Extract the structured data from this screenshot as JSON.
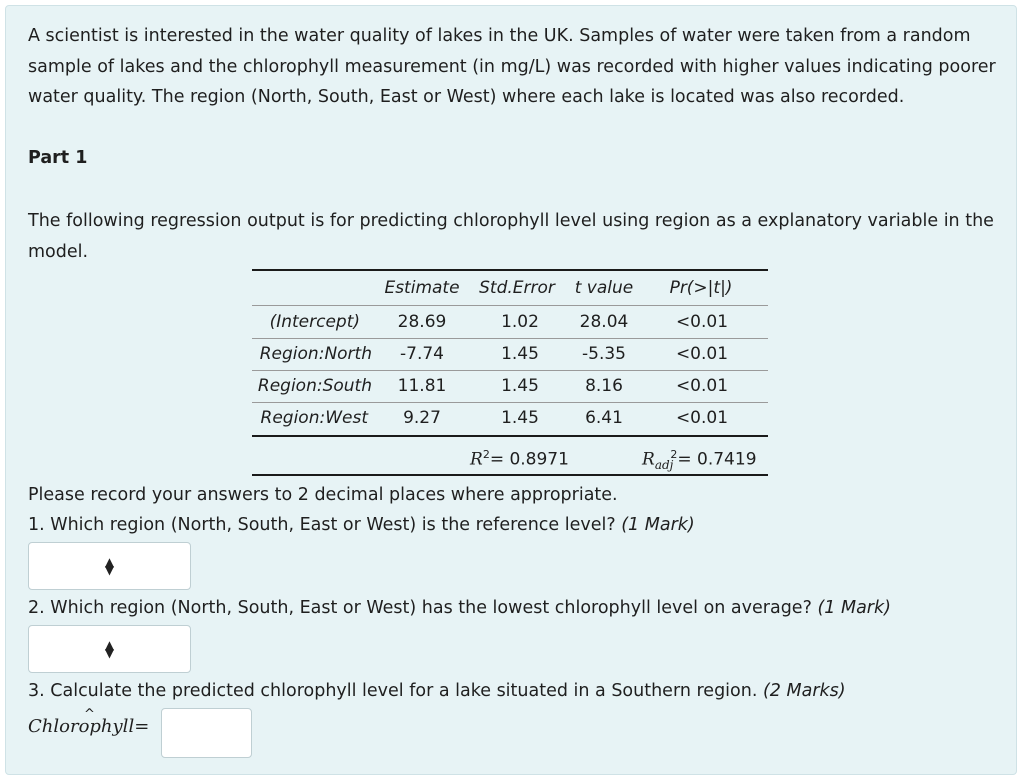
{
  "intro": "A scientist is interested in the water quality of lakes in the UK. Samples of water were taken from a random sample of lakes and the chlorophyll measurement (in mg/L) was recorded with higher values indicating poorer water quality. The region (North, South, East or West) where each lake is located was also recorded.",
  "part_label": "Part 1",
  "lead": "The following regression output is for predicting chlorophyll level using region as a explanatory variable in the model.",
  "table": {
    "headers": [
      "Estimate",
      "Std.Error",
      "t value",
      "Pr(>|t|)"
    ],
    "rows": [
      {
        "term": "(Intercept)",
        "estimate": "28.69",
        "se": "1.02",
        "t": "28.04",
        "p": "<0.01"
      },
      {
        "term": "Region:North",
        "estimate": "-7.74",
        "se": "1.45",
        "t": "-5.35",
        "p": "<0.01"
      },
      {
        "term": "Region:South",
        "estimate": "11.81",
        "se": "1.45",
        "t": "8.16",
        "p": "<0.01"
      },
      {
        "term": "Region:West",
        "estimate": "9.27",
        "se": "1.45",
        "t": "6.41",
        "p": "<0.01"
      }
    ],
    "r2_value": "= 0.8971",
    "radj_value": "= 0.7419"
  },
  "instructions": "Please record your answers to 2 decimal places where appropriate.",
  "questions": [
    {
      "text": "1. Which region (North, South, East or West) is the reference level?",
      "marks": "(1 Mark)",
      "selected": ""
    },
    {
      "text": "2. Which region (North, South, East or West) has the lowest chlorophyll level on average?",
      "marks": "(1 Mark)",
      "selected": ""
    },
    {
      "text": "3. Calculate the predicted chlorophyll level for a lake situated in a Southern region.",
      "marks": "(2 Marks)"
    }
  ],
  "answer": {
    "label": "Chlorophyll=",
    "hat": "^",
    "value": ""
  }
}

++++++++++++++++++++

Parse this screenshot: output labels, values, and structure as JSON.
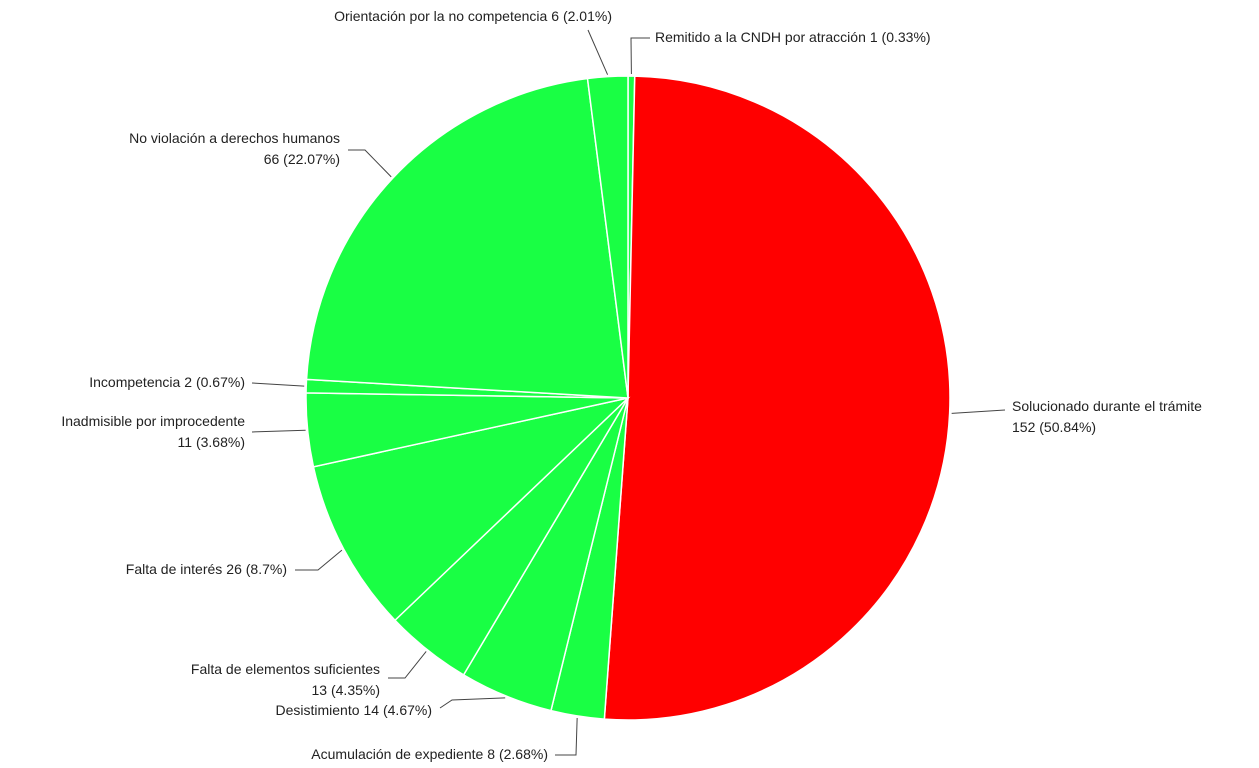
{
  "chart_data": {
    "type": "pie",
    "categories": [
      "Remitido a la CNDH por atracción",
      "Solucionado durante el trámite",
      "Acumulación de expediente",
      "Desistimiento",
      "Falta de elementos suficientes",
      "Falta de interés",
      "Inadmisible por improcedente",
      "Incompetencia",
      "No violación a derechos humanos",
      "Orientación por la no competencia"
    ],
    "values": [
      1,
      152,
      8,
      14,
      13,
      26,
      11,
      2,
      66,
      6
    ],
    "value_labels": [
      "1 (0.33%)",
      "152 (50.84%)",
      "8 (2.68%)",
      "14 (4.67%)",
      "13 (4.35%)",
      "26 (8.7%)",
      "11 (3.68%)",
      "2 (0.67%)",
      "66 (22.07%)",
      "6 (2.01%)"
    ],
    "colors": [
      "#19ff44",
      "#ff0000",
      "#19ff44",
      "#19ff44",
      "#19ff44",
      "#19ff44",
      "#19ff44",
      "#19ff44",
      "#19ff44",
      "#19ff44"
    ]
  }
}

++++++++++++++++++++

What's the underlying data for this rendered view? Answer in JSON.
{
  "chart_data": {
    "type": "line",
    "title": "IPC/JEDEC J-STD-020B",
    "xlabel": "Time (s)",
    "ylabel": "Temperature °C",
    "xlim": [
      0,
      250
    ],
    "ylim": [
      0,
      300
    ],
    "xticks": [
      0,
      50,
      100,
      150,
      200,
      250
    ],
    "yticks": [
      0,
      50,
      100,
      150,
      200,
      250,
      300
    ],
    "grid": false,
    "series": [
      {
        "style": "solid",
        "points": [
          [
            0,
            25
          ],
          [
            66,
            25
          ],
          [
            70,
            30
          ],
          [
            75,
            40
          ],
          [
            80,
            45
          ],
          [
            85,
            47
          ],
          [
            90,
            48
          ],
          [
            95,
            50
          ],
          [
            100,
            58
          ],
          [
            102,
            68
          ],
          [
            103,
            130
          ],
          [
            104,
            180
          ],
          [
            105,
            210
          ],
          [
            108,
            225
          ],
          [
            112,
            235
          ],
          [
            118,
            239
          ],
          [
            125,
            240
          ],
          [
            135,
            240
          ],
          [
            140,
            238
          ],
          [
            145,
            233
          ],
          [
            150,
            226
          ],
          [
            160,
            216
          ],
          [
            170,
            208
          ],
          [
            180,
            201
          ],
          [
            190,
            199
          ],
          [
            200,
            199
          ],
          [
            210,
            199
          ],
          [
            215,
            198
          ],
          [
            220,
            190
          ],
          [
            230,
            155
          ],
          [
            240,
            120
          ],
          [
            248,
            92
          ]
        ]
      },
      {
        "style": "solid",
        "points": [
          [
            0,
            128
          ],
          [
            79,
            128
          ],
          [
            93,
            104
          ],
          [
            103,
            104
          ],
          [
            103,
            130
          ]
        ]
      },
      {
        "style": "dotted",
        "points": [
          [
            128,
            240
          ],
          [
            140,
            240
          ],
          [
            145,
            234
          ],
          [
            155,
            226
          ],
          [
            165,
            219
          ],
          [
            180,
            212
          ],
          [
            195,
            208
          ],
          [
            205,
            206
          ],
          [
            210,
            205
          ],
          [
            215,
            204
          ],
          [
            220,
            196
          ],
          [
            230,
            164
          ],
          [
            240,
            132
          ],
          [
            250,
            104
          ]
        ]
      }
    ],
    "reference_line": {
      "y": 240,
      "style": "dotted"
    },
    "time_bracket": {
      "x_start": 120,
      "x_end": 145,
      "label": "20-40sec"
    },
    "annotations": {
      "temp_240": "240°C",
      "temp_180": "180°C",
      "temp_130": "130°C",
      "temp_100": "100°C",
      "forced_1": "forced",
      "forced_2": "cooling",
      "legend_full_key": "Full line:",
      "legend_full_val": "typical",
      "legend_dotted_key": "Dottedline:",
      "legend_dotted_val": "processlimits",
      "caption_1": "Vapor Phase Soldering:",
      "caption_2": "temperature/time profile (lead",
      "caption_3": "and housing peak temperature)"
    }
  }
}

++++++++++++++++++++

:: Problem ::
In the entries above, find lines with "Which" and copy each.

:: Task response ::
      "text": "1. Which region (North, South, East or West) is the reference level?",
      "text": "2. Which region (North, South, East or West) has the lowest chlorophyll level on average?",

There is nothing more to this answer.